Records

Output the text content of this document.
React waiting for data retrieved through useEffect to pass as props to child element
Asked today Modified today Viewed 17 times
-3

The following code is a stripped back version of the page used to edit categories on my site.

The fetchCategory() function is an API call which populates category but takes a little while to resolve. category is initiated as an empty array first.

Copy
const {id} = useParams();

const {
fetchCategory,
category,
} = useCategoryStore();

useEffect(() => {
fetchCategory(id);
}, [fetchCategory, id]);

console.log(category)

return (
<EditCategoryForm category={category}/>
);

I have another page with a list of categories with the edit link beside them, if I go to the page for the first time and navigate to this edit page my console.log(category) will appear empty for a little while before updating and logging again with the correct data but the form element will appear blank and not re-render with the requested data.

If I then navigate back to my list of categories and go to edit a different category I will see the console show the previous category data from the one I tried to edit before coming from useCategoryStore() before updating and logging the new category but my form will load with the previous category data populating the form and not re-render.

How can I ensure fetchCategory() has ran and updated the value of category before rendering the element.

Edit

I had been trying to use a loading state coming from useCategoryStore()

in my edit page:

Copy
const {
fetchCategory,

WHAT IS BEING ASKED -
Pick out the lines containing the word "updating" and show them.

COMPLETED EXERCISE -
I have another page with a list of categories with the edit link beside them, if I go to the page for the first time and navigate to this edit page my console.log(category) will appear empty for a little while before updating and logging again with the correct data but the form element will appear blank and not re-render with the requested data.
If I then navigate back to my list of categories and go to edit a different category I will see the console show the previous category data from the one I tried to edit before coming from useCategoryStore() before updating and logging the new category but my form will load with the previous category data populating the form and not re-render.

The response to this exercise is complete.